En este periodo navideño paso revista a la vida para constatar qué sobra de mis gastos o qué he hecho de magnánimo en relación al prójimo. A fin de cuentas, ya es hora de ser responsable de mí misma, de los amigos que he hecho y de los que se han ido para siempre dejándome el legado de sus memorias. Me gusta ser archivista de la existencia de los que ya no están entre nosotros para defender sus historias. Y me entristece sobremanera comprobar que, a mi alrededor, en torno a la mesa puesta y decorada con manjares y guirnaldas, cada día somos menos.

Recuerdo la infancia en casa del abuelo Daniel, en Río de Janeiro, cuando formábamos al principio un grupo valiente que se vanagloriaba de la vida y de sus hechos. Y se hacían brindis por Brasil y por Galicia, como si sus cuerpos operasen el milagro de estar en ambos países al mismo tiempo. Una creencia que siempre he acatado por creer que así actuaba en favor de mi imaginación.

Ahora que todos se han ido, abuelos, padres, tíos, pronuncio sus nombres sin ruido, sin eco, con cierta unción. Casi sin alborotar los labios. No deseo que los demás identifiquen mi dolor y cuánto me resiento de vivir sin ellos. Quizá por mencionarlos tanto, casas ajenas donde se me recibe generosamente.

[Datos aportados]:
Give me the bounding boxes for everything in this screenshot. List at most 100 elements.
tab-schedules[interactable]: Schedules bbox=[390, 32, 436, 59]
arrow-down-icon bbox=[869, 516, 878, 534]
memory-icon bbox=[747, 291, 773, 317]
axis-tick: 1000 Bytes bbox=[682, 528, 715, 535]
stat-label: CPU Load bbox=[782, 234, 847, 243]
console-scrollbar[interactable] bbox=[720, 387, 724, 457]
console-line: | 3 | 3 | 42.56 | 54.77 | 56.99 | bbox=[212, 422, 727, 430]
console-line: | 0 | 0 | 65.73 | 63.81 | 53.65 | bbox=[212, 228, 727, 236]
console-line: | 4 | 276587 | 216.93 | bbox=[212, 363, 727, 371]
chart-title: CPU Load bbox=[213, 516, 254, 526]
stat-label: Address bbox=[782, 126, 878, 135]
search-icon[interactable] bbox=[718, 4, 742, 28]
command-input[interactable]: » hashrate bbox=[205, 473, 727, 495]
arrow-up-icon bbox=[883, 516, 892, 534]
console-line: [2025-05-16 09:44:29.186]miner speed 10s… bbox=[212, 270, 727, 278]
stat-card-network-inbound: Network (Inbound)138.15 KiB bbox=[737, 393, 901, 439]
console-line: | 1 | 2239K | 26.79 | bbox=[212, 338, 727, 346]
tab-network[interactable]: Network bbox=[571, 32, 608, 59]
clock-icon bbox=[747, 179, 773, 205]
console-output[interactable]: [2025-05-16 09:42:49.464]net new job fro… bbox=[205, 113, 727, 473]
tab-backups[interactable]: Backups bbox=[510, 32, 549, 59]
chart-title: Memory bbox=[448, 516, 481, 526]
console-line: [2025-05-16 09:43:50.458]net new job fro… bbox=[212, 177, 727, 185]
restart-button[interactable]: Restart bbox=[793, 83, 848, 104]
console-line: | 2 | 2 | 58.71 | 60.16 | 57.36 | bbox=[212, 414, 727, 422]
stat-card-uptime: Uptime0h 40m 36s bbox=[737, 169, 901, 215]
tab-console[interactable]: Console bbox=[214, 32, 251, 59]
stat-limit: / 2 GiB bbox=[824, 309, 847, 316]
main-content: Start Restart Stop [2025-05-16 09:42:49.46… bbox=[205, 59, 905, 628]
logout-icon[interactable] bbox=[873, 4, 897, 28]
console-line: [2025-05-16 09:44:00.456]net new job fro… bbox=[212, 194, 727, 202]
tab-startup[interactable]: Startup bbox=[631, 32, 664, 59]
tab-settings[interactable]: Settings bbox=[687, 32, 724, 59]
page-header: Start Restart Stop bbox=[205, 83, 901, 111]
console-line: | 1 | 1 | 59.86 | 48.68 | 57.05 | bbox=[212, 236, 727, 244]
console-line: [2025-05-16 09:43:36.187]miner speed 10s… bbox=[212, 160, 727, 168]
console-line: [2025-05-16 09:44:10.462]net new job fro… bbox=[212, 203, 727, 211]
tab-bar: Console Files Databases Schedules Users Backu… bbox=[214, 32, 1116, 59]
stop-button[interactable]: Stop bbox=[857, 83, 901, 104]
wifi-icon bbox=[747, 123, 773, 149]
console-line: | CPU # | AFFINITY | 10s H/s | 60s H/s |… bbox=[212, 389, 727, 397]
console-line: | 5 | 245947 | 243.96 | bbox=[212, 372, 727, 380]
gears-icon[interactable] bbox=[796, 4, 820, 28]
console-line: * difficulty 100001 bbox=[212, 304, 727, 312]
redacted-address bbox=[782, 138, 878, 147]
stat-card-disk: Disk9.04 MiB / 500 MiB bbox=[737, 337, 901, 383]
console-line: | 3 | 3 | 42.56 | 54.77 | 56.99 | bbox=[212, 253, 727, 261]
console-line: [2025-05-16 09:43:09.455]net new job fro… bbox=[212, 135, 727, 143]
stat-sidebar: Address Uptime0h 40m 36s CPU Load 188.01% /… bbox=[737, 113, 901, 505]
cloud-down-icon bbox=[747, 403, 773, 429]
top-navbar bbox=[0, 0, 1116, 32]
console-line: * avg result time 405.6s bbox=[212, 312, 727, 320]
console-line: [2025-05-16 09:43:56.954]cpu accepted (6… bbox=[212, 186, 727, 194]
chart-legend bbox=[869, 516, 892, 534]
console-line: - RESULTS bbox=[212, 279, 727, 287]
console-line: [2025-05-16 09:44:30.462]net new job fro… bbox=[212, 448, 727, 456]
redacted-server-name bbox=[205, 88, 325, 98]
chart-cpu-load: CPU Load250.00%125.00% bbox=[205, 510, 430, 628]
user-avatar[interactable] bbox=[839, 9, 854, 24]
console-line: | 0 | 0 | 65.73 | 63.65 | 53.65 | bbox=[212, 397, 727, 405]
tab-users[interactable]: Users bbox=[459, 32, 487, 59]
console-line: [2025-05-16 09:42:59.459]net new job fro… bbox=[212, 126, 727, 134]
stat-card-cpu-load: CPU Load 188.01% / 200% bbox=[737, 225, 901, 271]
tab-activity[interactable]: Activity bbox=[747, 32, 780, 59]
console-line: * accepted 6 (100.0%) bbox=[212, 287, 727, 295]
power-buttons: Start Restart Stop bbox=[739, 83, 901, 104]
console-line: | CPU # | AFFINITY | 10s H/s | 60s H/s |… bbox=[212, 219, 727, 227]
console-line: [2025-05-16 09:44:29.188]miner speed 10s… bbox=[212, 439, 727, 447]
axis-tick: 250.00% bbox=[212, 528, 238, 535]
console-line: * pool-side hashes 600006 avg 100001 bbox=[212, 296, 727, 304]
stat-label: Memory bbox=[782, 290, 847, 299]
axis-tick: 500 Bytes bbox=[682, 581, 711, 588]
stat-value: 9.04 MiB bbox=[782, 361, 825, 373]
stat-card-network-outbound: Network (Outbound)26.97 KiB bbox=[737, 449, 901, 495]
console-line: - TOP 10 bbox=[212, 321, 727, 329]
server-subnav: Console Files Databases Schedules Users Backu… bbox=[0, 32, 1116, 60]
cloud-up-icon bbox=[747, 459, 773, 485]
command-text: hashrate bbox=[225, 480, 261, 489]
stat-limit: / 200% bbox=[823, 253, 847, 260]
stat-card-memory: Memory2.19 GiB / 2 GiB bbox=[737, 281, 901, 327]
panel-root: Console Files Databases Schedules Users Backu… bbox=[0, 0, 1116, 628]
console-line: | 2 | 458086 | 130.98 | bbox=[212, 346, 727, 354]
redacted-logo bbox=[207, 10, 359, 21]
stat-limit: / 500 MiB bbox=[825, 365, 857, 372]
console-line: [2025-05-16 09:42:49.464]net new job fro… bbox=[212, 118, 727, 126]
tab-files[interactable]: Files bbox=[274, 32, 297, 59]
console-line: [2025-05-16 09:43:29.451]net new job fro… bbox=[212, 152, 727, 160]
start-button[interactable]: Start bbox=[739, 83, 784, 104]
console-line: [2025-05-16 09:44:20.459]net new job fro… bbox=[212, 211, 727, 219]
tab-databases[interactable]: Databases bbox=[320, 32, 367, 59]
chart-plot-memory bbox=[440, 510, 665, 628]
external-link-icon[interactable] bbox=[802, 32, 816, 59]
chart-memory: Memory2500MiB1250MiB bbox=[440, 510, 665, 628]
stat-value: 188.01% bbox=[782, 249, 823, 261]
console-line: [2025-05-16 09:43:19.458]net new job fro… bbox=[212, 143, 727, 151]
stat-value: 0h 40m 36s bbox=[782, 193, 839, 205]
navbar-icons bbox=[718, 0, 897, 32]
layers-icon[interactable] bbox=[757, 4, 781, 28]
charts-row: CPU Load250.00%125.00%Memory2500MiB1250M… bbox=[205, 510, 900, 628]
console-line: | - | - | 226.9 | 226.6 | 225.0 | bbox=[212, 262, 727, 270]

[Lista de tareas]:
a) Extrae literalmente del texto proporcionado el fragmento que comienza con las palabras que contienen "Recuerdo la infancia" y termina con "de mi imaginación.".
b) Según el texto proporcionado, explica por qué quien escribe pronuncia los nombres de sus familiares ausentes sin ruido y casi sin mover los labios.

[Soluciones]:
a)
Recuerdo la infancia en casa del abuelo Daniel, en Río de Janeiro, cuando formábamos al principio un grupo valiente que se vanagloriaba de la vida y de sus hechos. Y se hacían brindis por Brasil y por Galicia, como si sus cuerpos operasen el milagro de estar en ambos países al mismo tiempo. Una creencia que siempre he acatado por creer que así actuaba en favor de mi imaginación.

b) Lo hace así porque no desea que los demás identifiquen su dolor ni cuánto se resiente de vivir sin ellos.